What to work on :: Please reproduce the part of the text on memory allocation starting with "Figure out a" and going on through "on your data.", and swap "bi dimensional" for "two-dimensional".

Text excerpt ::
▼

In my opinion you're allocating so much data you run out of RAM and Windows starts paging, that's why it's slow. On my system I've got enough RAM for the process to allocate as much as it wants; And it does, until it fails.
Possible solutions
The obvious one: Don't allocate that much!
Figure out a way to allocate all data into one contiguous block of memory: helps with address space fragmentation. Similar to how a bi dimensional array with fixed size on the "branches" is allocated, but if your "branches" have different sizes, you'll need to figure a different mathematical formula, based on your data.
Look into other data structures, possibly ones that cache on disk (to brake the 2Gb address space limit).

▲

[Dataset entries]
▼

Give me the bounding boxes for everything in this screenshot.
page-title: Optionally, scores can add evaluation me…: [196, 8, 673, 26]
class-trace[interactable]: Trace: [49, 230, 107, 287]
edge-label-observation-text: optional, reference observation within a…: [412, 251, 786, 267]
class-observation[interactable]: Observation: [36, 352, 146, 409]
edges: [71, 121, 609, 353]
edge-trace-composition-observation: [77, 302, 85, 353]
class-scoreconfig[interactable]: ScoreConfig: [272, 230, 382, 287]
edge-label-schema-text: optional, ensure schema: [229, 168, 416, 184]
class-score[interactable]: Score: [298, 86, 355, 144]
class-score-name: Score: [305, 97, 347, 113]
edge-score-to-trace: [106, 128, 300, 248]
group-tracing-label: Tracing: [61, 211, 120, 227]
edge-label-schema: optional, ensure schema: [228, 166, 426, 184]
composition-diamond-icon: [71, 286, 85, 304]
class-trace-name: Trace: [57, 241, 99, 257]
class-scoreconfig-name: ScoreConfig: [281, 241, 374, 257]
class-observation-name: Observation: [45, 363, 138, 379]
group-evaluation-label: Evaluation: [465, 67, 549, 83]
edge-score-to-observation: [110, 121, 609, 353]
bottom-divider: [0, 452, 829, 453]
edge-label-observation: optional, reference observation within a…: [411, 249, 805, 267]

▲

Task solution ::
Figure out a way to allocate all data into one contiguous block of memory: helps with address space fragmentation. Similar to how a two-dimensional array with fixed size on the "branches" is allocated, but if your "branches" have different sizes, you'll need to figure a different mathematical formula, based on your data.